> GOAL OF THE EXERCISE: Swap every "svg-text" for "label" in the lines below and write them out again with nothing else changed, leaving out the pictures.

> DATA SECTION:

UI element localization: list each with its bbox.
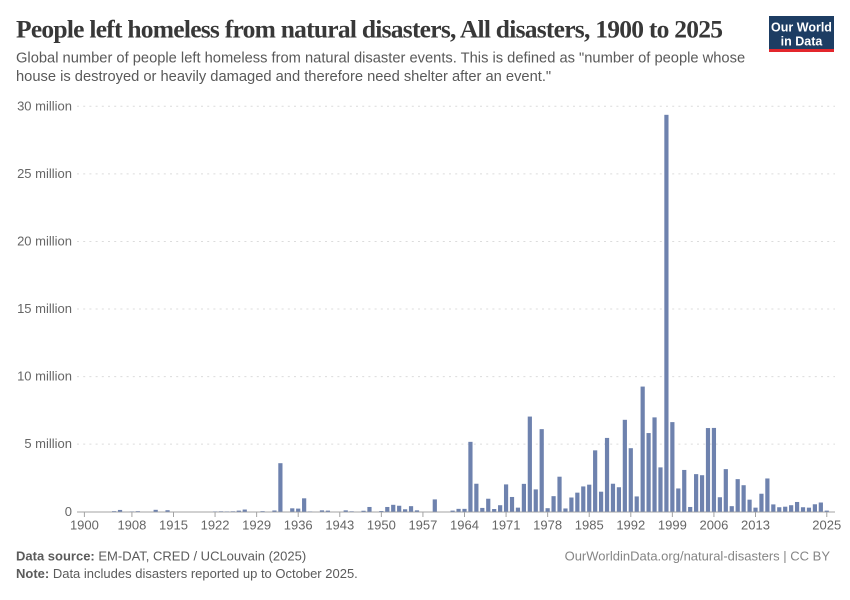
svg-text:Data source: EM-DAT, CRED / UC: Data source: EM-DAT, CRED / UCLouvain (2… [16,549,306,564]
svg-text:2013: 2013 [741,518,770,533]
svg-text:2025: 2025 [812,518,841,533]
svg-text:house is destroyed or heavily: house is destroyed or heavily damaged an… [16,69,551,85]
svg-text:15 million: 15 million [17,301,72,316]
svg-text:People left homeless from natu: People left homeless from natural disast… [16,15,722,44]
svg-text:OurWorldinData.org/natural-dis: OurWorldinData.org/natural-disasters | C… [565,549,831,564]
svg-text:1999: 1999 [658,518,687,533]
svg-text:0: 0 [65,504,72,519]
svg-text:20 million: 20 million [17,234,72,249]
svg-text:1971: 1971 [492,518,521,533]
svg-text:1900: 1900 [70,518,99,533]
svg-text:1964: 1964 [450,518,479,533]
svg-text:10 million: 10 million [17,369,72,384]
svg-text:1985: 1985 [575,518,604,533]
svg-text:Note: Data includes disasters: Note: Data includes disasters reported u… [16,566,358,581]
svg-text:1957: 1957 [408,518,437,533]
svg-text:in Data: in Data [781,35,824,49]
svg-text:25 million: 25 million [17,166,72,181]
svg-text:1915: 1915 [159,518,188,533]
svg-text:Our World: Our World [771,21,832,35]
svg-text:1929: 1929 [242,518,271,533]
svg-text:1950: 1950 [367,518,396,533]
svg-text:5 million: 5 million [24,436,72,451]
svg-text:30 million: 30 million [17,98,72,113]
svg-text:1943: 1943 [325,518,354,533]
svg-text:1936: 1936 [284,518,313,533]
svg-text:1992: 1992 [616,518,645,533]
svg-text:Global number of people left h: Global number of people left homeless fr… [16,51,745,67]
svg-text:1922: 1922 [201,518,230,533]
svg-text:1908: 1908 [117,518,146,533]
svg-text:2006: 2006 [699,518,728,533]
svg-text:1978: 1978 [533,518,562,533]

> SOLUTION BELOW:
UI element localization: list each with its bbox.
label:Data source: EM-DAT, CRED / UC: Data source: EM-DAT, CRED / UCLouvain (2… [16,549,306,564]
label:2013: 2013 [741,518,770,533]
label:2025: 2025 [812,518,841,533]
label:house is destroyed or heavily: house is destroyed or heavily damaged an… [16,69,551,85]
label:15 million: 15 million [17,301,72,316]
label:People left homeless from natu: People left homeless from natural disast… [16,15,722,44]
label:OurWorldinData.org/natural-dis: OurWorldinData.org/natural-disasters | C… [565,549,831,564]
label:1999: 1999 [658,518,687,533]
label:0: 0 [65,504,72,519]
label:20 million: 20 million [17,234,72,249]
label:1971: 1971 [492,518,521,533]
label:1900: 1900 [70,518,99,533]
label:1964: 1964 [450,518,479,533]
label:10 million: 10 million [17,369,72,384]
label:1985: 1985 [575,518,604,533]
label:Note: Data includes disasters: Note: Data includes disasters reported u… [16,566,358,581]
label:1957: 1957 [408,518,437,533]
label:in Data: in Data [781,35,824,49]
label:25 million: 25 million [17,166,72,181]
label:1915: 1915 [159,518,188,533]
label:Our World: Our World [771,21,832,35]
label:1929: 1929 [242,518,271,533]
label:1950: 1950 [367,518,396,533]
label:5 million: 5 million [24,436,72,451]
label:30 million: 30 million [17,98,72,113]
label:1943: 1943 [325,518,354,533]
label:1936: 1936 [284,518,313,533]
label:1992: 1992 [616,518,645,533]
label:Global number of people left h: Global number of people left homeless fr… [16,51,745,67]
label:1922: 1922 [201,518,230,533]
label:1908: 1908 [117,518,146,533]
label:2006: 2006 [699,518,728,533]
label:1978: 1978 [533,518,562,533]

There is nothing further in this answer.